◆ **Job**:
Copy the data below exactly.

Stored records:
++++++++++++++++++++

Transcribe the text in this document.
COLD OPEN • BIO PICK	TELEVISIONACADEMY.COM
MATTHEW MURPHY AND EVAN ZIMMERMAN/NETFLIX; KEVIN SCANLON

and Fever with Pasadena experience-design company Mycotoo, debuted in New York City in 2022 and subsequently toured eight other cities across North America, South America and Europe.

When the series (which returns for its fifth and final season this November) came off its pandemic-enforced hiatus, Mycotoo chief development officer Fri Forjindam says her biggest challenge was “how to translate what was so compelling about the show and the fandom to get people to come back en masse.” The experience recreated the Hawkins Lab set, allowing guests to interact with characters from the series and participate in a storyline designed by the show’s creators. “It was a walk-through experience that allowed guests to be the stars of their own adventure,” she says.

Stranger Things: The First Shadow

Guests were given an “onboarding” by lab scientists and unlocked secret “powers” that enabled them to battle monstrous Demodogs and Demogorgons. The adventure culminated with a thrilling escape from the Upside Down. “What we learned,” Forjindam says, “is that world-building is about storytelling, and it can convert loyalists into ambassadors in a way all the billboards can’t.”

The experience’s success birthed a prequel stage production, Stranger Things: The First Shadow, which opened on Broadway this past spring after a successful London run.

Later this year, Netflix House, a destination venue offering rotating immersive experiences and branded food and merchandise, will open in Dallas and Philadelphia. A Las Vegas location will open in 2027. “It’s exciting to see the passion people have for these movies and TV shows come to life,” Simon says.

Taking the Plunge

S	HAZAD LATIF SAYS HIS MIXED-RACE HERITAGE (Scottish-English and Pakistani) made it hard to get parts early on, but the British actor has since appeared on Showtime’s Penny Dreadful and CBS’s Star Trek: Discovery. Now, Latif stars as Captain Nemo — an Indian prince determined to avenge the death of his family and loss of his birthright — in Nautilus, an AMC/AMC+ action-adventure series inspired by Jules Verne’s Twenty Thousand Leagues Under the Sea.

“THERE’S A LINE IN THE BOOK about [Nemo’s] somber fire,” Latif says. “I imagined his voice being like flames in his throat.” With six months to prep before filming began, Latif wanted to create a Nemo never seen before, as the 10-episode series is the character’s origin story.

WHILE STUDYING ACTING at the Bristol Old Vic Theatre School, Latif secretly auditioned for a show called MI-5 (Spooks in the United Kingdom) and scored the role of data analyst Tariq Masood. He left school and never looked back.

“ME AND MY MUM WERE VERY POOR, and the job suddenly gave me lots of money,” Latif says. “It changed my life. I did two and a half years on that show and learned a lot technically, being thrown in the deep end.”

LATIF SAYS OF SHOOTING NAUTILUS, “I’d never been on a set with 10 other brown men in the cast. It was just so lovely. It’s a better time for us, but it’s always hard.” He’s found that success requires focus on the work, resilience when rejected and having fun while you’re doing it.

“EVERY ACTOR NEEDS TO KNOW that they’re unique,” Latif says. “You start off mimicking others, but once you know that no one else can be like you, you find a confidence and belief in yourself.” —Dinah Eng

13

++++++++++++++++++++

◆ **Completed exercise**:
Transcribe the text in this document.
COLD OPEN • BIO PICK	TELEVISIONACADEMY.COM
MATTHEW MURPHY AND EVAN ZIMMERMAN/NETFLIX; KEVIN SCANLON

and Fever with Pasadena experience-design company Mycotoo, debuted in New York City in 2022 and subsequently toured eight other cities across North America, South America and Europe.

When the series (which returns for its fifth and final season this November) came off its pandemic-enforced hiatus, Mycotoo chief development officer Fri Forjindam says her biggest challenge was “how to translate what was so compelling about the show and the fandom to get people to come back en masse.” The experience recreated the Hawkins Lab set, allowing guests to interact with characters from the series and participate in a storyline designed by the show’s creators. “It was a walk-through experience that allowed guests to be the stars of their own adventure,” she says.

Stranger Things: The First Shadow

Guests were given an “onboarding” by lab scientists and unlocked secret “powers” that enabled them to battle monstrous Demodogs and Demogorgons. The adventure culminated with a thrilling escape from the Upside Down. “What we learned,” Forjindam says, “is that world-building is about storytelling, and it can convert loyalists into ambassadors in a way all the billboards can’t.”

The experience’s success birthed a prequel stage production, Stranger Things: The First Shadow, which opened on Broadway this past spring after a successful London run.

Later this year, Netflix House, a destination venue offering rotating immersive experiences and branded food and merchandise, will open in Dallas and Philadelphia. A Las Vegas location will open in 2027. “It’s exciting to see the passion people have for these movies and TV shows come to life,” Simon says.

Taking the Plunge

S	HAZAD LATIF SAYS HIS MIXED-RACE HERITAGE (Scottish-English and Pakistani) made it hard to get parts early on, but the British actor has since appeared on Showtime’s Penny Dreadful and CBS’s Star Trek: Discovery. Now, Latif stars as Captain Nemo — an Indian prince determined to avenge the death of his family and loss of his birthright — in Nautilus, an AMC/AMC+ action-adventure series inspired by Jules Verne’s Twenty Thousand Leagues Under the Sea.

“THERE’S A LINE IN THE BOOK about [Nemo’s] somber fire,” Latif says. “I imagined his voice being like flames in his throat.” With six months to prep before filming began, Latif wanted to create a Nemo never seen before, as the 10-episode series is the character’s origin story.

WHILE STUDYING ACTING at the Bristol Old Vic Theatre School, Latif secretly auditioned for a show called MI-5 (Spooks in the United Kingdom) and scored the role of data analyst Tariq Masood. He left school and never looked back.

“ME AND MY MUM WERE VERY POOR, and the job suddenly gave me lots of money,” Latif says. “It changed my life. I did two and a half years on that show and learned a lot technically, being thrown in the deep end.”

LATIF SAYS OF SHOOTING NAUTILUS, “I’d never been on a set with 10 other brown men in the cast. It was just so lovely. It’s a better time for us, but it’s always hard.” He’s found that success requires focus on the work, resilience when rejected and having fun while you’re doing it.

“EVERY ACTOR NEEDS TO KNOW that they’re unique,” Latif says. “You start off mimicking others, but once you know that no one else can be like you, you find a confidence and belief in yourself.” —Dinah Eng

13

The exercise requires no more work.